Stored entries:
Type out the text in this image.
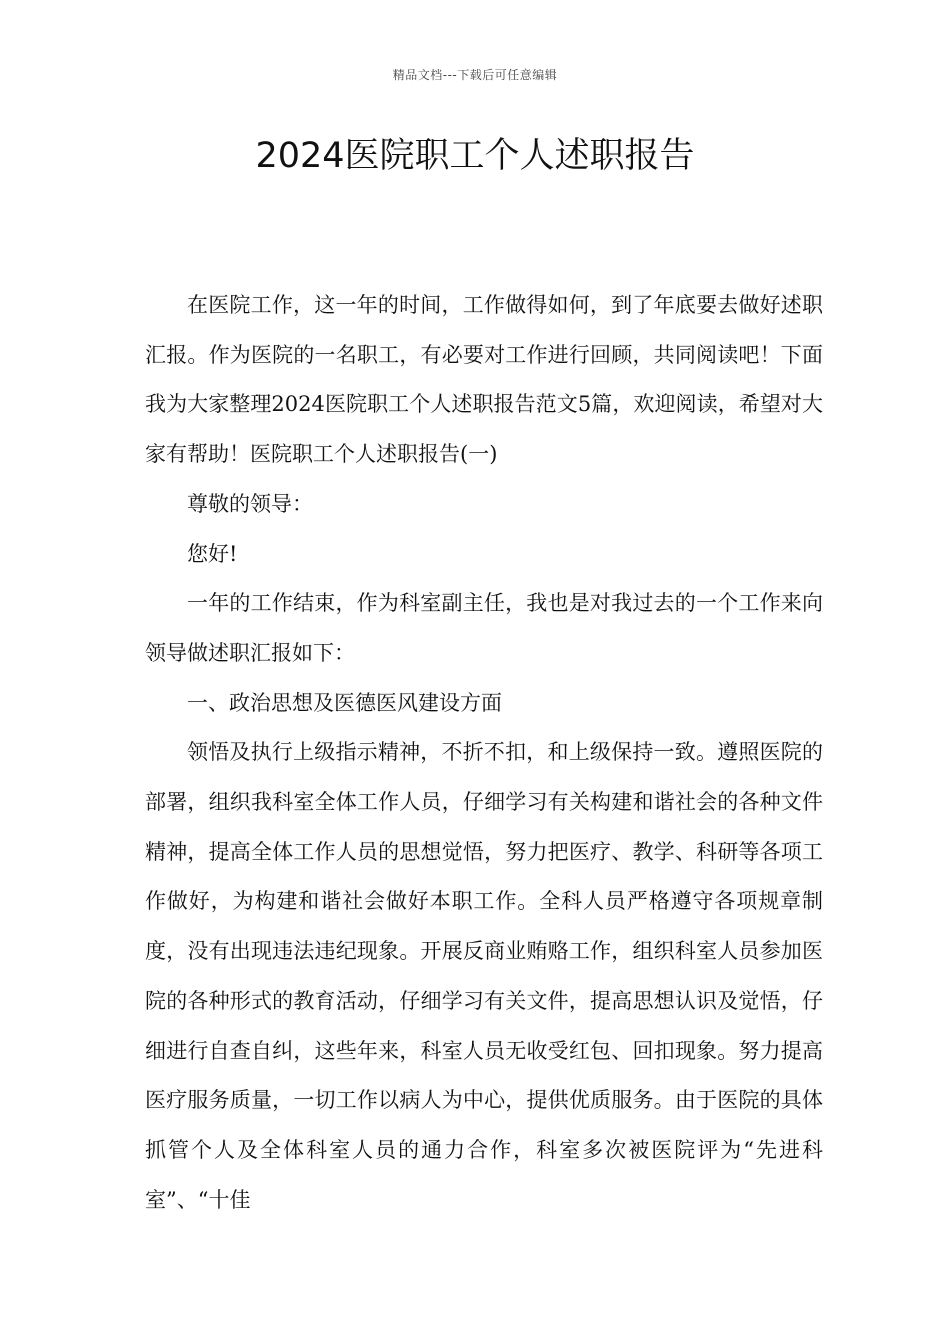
精品文档---下载后可任意编辑
2024医院职工个人述职报告

在医院工作，这一年的时间，工作做得如何，到了年底要去做好述职汇报。作为医院的一名职工，有必要对工作进行回顾，共同阅读吧！下面我为大家整理2024医院职工个人述职报告范文5篇，欢迎阅读，希望对大家有帮助！医院职工个人述职报告(一)

尊敬的领导：

您好!

一年的工作结束，作为科室副主任，我也是对我过去的一个工作来向领导做述职汇报如下：

一、政治思想及医德医风建设方面

领悟及执行上级指示精神，不折不扣，和上级保持一致。遵照医院的部署，组织我科室全体工作人员，仔细学习有关构建和谐社会的各种文件精神，提高全体工作人员的思想觉悟，努力把医疗、教学、科研等各项工作做好，为构建和谐社会做好本职工作。全科人员严格遵守各项规章制度，没有出现违法违纪现象。开展反商业贿赂工作，组织科室人员参加医院的各种形式的教育活动，仔细学习有关文件，提高思想认识及觉悟，仔细进行自查自纠，这些年来，科室人员无收受红包、回扣现象。努力提高医疗服务质量，一切工作以病人为中心，提供优质服务。由于医院的具体抓管个人及全体科室人员的通力合作，科室多次被医院评为“先进科室”、“十佳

AIM: Copy out the whole listing exactly, and don't carry over any pictures.

ANSWER TO THIS PROBLEM:
Type out the text in this image.
精品文档---下载后可任意编辑
2024医院职工个人述职报告

在医院工作，这一年的时间，工作做得如何，到了年底要去做好述职汇报。作为医院的一名职工，有必要对工作进行回顾，共同阅读吧！下面我为大家整理2024医院职工个人述职报告范文5篇，欢迎阅读，希望对大家有帮助！医院职工个人述职报告(一)

尊敬的领导：

您好!

一年的工作结束，作为科室副主任，我也是对我过去的一个工作来向领导做述职汇报如下：

一、政治思想及医德医风建设方面

领悟及执行上级指示精神，不折不扣，和上级保持一致。遵照医院的部署，组织我科室全体工作人员，仔细学习有关构建和谐社会的各种文件精神，提高全体工作人员的思想觉悟，努力把医疗、教学、科研等各项工作做好，为构建和谐社会做好本职工作。全科人员严格遵守各项规章制度，没有出现违法违纪现象。开展反商业贿赂工作，组织科室人员参加医院的各种形式的教育活动，仔细学习有关文件，提高思想认识及觉悟，仔细进行自查自纠，这些年来，科室人员无收受红包、回扣现象。努力提高医疗服务质量，一切工作以病人为中心，提供优质服务。由于医院的具体抓管个人及全体科室人员的通力合作，科室多次被医院评为“先进科室”、“十佳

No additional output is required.